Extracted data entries
# # # # # # #

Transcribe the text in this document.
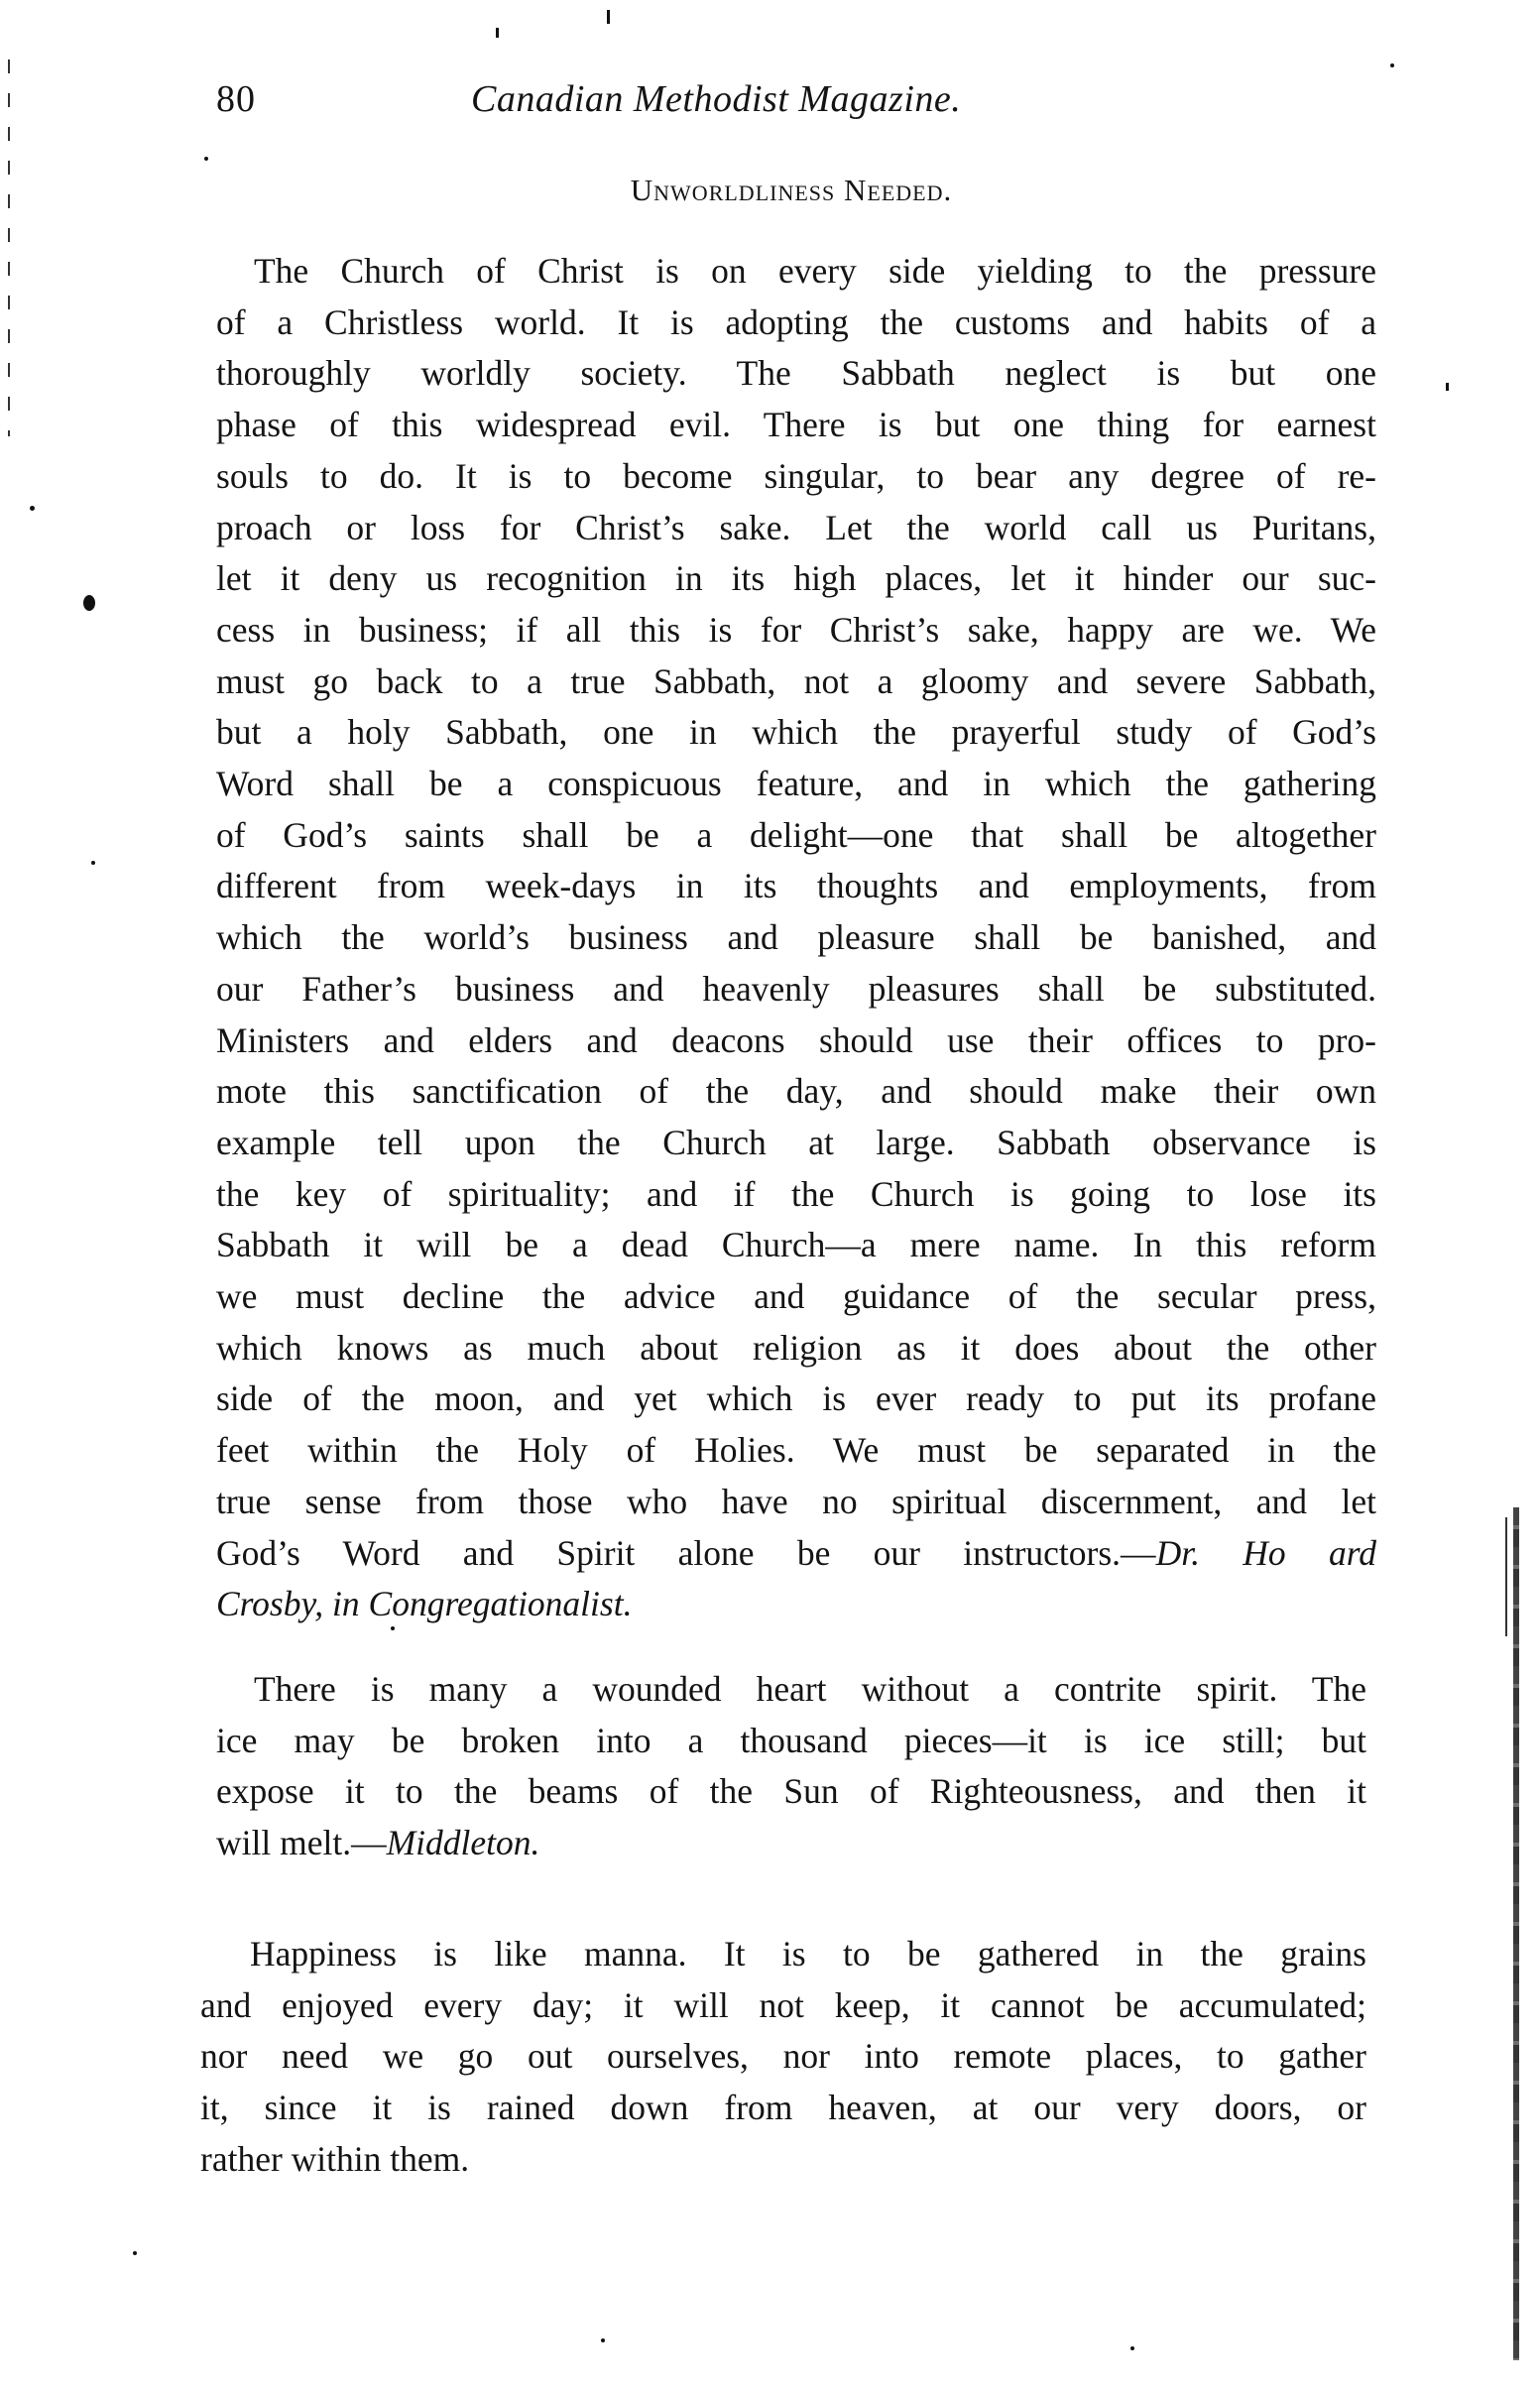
80	Canadian Methodist Magazine.
Unworldliness Needed.
The Church of Christ is on every side yielding to the pressure
of a Christless world. It is adopting the customs and habits of a
thoroughly worldly society. The Sabbath neglect is but one
phase of this widespread evil. There is but one thing for earnest
souls to do. It is to become singular, to bear any degree of re-
proach or loss for Christ’s sake. Let the world call us Puritans,
let it deny us recognition in its high places, let it hinder our suc-
cess in business; if all this is for Christ’s sake, happy are we. We
must go back to a true Sabbath, not a gloomy and severe Sabbath,
but a holy Sabbath, one in which the prayerful study of God’s
Word shall be a conspicuous feature, and in which the gathering
of God’s saints shall be a delight—one that shall be altogether
different from week-days in its thoughts and employments, from
which the world’s business and pleasure shall be banished, and
our Father’s business and heavenly pleasures shall be substituted.
Ministers and elders and deacons should use their offices to pro-
mote this sanctification of the day, and should make their own
example tell upon the Church at large. Sabbath observance is
the key of spirituality; and if the Church is going to lose its
Sabbath it will be a dead Church—a mere name. In this reform
we must decline the advice and guidance of the secular press,
which knows as much about religion as it does about the other
side of the moon, and yet which is ever ready to put its profane
feet within the Holy of Holies. We must be separated in the
true sense from those who have no spiritual discernment, and let
God’s Word and Spirit alone be our instructors.—Dr. Ho ard
Crosby, in Congregationalist.
There is many a wounded heart without a contrite spirit. The
ice may be broken into a thousand pieces—it is ice still; but
expose it to the beams of the Sun of Righteousness, and then it
will melt.—Middleton.
Happiness is like manna. It is to be gathered in the grains
and enjoyed every day; it will not keep, it cannot be accumulated;
nor need we go out ourselves, nor into remote places, to gather
it, since it is rained down from heaven, at our very doors, or
rather within them.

# # # # # # #

Do this. Show all lines from the listing above in which "will" appears.

Output for this task.
Sabbath it will be a dead Church—a mere name. In this reform
will melt.—Middleton.
and enjoyed every day; it will not keep, it cannot be accumulated;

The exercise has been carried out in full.